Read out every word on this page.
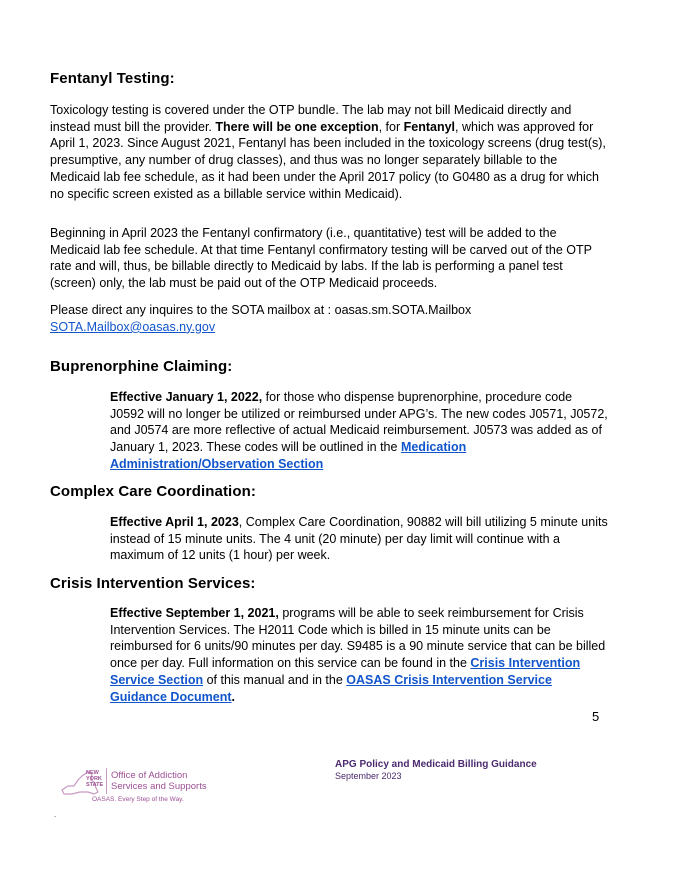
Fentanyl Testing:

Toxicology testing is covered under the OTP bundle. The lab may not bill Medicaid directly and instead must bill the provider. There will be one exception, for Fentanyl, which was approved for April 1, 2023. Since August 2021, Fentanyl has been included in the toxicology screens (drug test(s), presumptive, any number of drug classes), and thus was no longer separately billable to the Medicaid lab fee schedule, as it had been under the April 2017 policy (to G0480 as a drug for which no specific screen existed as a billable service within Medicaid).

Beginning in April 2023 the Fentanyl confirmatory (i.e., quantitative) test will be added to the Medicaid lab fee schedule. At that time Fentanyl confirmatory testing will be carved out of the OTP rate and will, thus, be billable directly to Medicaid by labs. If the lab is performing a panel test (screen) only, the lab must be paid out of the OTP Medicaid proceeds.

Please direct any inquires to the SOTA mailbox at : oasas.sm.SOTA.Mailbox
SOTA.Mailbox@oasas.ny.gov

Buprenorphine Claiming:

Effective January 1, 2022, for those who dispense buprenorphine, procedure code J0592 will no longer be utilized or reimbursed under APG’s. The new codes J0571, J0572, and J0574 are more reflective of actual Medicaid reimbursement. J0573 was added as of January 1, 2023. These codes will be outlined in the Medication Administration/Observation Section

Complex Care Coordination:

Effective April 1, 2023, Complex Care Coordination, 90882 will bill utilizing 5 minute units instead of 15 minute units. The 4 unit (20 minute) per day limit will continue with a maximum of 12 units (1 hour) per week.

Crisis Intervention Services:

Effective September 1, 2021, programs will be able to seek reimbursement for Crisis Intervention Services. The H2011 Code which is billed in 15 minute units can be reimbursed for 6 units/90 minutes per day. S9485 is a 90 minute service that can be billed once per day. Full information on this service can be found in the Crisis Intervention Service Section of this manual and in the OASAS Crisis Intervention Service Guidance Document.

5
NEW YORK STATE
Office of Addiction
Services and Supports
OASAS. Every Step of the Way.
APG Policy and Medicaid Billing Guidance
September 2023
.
==
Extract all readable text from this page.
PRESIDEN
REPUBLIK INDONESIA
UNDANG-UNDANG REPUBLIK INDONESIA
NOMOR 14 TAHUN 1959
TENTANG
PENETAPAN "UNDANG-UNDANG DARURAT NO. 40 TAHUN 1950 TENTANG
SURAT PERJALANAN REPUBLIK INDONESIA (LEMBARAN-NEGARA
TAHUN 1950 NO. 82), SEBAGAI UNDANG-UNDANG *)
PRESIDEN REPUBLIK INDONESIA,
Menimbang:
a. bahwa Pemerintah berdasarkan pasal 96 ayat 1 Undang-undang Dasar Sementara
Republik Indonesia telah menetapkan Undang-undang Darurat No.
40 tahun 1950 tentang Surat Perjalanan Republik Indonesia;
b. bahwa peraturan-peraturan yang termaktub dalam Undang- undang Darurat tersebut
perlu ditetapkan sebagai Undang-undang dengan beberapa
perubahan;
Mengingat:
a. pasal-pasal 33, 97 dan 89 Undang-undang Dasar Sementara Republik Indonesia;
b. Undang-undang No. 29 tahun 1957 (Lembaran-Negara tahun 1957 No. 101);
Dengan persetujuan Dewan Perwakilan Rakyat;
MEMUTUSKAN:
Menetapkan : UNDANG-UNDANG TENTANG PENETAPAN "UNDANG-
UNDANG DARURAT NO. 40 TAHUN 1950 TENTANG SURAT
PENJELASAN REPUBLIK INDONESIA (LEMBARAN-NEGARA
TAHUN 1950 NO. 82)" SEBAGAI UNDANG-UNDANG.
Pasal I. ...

### What to produce
Go through the material line by line. Show each line that contains the string "SOTA".

### Output for this exercise
Please direct any inquires to the SOTA mailbox at : oasas.sm.SOTA.Mailbox
SOTA.Mailbox@oasas.ny.gov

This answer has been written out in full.